> Extrait à lire:
TRIBUNE - Pour Pierre-Henri Tavoillot, maître de conférences à Paris 4 Sorbonne* et président du Collège de philosophie, la décision du Conseil constitutionnel de consacrer le principe de gratuité de l’enseignement supérieur est caractéristique d’une dérive de nos démocraties.
Par Pierre-Henri Tavoillot
Il y a pire que le gouvernement des juges ; il y a le gouvernement des principes. Sans doute ne faut-il pas gouverner sans principes, mais lorsqu’on laisse les principes agir à notre place, il n’y a plus de gouvernement et donc plus de démocratie, car elle est - faut-il le rappeler? - un mode de gouvernement. Cet abandon aux principes est pourtant une tendance lourde et grave de nos démocraties libérales.
Le dernier exemple en date est l’arrêt du Conseil constitutionnel qui vient de décider, tout seul dans son coin, de la gratuité de l’enseignement supérieur! Il était saisi par des associations étudiantes qui dénonçaient le projet du gouvernement d’augmenter les droits d’inscription pour les étudiants étrangers (hors Union européenne). Je rappelle brièvement les faits: un étudiant coûte au budget français au minimum 15.000 euros par an ; les nouveaux droits envisagés étaient de l’ordre de 3000 euros, très loin du coût des études ailleurs dans le monde. La ministre de l’Enseignement supérieur s’est posée cette question simple: pourquoi la France devrait-elle accueillir gratuitement les étudiants américains ou chinois sans aucune réciprocité? Cette question ne devrait même pas faire débat!
Tel est le contexte, déjà sidérant, de la saisine. Certes, en l’espèce, le Conseil constitutionnel ne se prononce pas directement sur le sujet (qu’il renvoie au Conseil d’État) mais profite de l’occasion pour sortir de son chapeau un «principe» de gratuité de l’enseignement supérieur, dont il faut dire très fermement qu’il ne relève pas de sa compétence. Ce serait, a minima, au Parlement de débattre de cette question qui engage toute la politique éducative nationale. Cet arrêt, je pèse mes mots, est une véritable usurpation de la volonté générale.

> Consigne a:
Mettez sous forme de liste JSON de chaînes les lignes des données brutes, une chaîne par ligne et sans les lignes vides. Partez du début des données et arrêtez-vous après la ligne qui contient "contour-label: -0.6: [98, 86, 119, 101]".

> Données brutes:
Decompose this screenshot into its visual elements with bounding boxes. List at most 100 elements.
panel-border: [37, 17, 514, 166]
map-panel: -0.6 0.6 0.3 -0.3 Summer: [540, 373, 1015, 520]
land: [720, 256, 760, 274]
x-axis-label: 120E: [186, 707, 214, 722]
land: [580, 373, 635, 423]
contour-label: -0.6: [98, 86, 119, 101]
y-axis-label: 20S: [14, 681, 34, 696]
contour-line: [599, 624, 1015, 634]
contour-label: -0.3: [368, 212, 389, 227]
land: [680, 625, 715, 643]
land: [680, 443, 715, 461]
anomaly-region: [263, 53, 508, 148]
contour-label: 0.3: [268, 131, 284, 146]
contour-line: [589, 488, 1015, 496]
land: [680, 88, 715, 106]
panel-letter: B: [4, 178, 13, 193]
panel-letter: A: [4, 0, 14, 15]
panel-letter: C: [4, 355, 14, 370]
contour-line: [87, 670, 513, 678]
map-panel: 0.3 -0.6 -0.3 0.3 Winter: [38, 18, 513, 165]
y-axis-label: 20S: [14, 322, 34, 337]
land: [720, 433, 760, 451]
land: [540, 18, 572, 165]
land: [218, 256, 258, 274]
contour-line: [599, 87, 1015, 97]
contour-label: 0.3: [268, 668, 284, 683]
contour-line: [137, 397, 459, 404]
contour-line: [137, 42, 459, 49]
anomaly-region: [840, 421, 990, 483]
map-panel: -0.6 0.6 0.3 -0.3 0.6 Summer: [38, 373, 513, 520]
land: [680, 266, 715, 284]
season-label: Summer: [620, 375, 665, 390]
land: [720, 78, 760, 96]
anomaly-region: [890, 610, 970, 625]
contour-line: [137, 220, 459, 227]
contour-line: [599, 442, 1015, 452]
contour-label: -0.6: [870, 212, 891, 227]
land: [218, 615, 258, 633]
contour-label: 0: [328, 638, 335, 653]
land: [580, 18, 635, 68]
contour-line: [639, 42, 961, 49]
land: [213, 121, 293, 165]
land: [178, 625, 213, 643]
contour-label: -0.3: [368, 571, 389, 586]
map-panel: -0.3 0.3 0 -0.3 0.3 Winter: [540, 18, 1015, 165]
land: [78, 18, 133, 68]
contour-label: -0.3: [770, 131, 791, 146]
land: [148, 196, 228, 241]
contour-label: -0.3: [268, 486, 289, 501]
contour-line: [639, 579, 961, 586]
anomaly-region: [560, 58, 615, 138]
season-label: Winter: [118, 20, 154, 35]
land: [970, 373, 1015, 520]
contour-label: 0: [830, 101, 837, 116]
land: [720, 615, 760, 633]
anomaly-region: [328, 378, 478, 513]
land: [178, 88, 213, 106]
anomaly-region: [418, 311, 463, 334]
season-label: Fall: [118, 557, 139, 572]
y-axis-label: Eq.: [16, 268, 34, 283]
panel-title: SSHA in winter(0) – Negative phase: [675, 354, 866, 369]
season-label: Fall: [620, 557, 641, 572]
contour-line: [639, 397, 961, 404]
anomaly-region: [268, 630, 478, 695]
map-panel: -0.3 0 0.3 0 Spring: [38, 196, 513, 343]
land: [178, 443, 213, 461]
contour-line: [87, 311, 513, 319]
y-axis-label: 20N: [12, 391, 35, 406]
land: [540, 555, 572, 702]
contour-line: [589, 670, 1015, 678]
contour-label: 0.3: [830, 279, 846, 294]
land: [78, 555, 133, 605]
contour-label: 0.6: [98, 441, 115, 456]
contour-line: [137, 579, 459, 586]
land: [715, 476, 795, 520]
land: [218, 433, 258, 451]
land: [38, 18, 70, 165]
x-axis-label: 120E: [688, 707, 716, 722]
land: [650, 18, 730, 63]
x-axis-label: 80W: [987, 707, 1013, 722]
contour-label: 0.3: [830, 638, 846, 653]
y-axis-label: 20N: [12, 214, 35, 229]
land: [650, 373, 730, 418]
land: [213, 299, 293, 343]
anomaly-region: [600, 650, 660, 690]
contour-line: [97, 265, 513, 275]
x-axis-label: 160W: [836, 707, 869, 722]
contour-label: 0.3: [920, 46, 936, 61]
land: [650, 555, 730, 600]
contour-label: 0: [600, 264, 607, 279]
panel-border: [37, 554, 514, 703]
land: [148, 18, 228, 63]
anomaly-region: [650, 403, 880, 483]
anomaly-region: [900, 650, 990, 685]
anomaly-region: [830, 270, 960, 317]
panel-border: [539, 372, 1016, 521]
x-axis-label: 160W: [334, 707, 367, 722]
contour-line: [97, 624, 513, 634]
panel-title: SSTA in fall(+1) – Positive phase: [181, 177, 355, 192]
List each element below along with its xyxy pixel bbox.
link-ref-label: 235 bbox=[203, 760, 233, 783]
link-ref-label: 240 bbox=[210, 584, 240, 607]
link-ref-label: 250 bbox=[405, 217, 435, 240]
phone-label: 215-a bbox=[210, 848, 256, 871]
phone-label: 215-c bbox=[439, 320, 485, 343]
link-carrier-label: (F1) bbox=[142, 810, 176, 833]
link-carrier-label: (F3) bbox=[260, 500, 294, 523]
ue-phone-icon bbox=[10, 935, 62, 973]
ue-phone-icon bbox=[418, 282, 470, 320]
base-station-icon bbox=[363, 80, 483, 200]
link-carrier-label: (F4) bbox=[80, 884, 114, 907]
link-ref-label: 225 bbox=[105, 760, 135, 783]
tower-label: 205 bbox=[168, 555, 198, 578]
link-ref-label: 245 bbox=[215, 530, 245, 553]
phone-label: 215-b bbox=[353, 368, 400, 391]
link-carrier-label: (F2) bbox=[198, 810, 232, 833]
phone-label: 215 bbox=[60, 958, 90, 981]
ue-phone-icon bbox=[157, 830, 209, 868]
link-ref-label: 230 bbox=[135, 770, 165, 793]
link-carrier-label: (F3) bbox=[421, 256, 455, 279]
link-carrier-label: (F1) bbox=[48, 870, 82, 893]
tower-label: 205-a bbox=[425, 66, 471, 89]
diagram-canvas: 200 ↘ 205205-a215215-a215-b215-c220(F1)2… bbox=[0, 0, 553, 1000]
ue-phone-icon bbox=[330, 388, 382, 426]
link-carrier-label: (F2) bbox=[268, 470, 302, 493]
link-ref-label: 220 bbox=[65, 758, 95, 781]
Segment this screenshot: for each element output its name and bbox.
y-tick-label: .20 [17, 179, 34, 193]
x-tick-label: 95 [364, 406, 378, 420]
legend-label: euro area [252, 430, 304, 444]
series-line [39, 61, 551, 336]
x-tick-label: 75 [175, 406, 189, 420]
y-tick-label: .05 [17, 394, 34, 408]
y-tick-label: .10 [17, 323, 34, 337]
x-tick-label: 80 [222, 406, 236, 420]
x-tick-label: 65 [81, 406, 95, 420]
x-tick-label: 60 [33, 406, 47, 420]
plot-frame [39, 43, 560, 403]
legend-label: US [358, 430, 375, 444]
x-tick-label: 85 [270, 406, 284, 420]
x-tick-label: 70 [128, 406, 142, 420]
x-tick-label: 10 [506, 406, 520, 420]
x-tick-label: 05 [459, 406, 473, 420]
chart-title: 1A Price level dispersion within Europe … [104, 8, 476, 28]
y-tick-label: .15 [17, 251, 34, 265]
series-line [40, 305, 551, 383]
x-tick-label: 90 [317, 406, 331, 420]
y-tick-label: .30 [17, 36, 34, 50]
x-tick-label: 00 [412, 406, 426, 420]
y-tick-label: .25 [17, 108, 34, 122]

> Consigne b:
Recopiez fidèlement le passage de l'extrait qui commence aux mots "Par Pierre-Henri Tavoillot" et se termine après "nos démocraties libérales.".

> Corrigé a:
[
  "Decompose this screenshot into its visual elements with bounding boxes. List at most 100 elements.",
  "panel-border: [37, 17, 514, 166]",
  "map-panel: -0.6 0.6 0.3 -0.3 Summer: [540, 373, 1015, 520]",
  "land: [720, 256, 760, 274]",
  "x-axis-label: 120E: [186, 707, 214, 722]",
  "land: [580, 373, 635, 423]",
  "contour-label: -0.6: [98, 86, 119, 101]"
]

> Corrigé b:
Par Pierre-Henri Tavoillot
Il y a pire que le gouvernement des juges ; il y a le gouvernement des principes. Sans doute ne faut-il pas gouverner sans principes, mais lorsqu’on laisse les principes agir à notre place, il n’y a plus de gouvernement et donc plus de démocratie, car elle est - faut-il le rappeler? - un mode de gouvernement. Cet abandon aux principes est pourtant une tendance lourde et grave de nos démocraties libérales.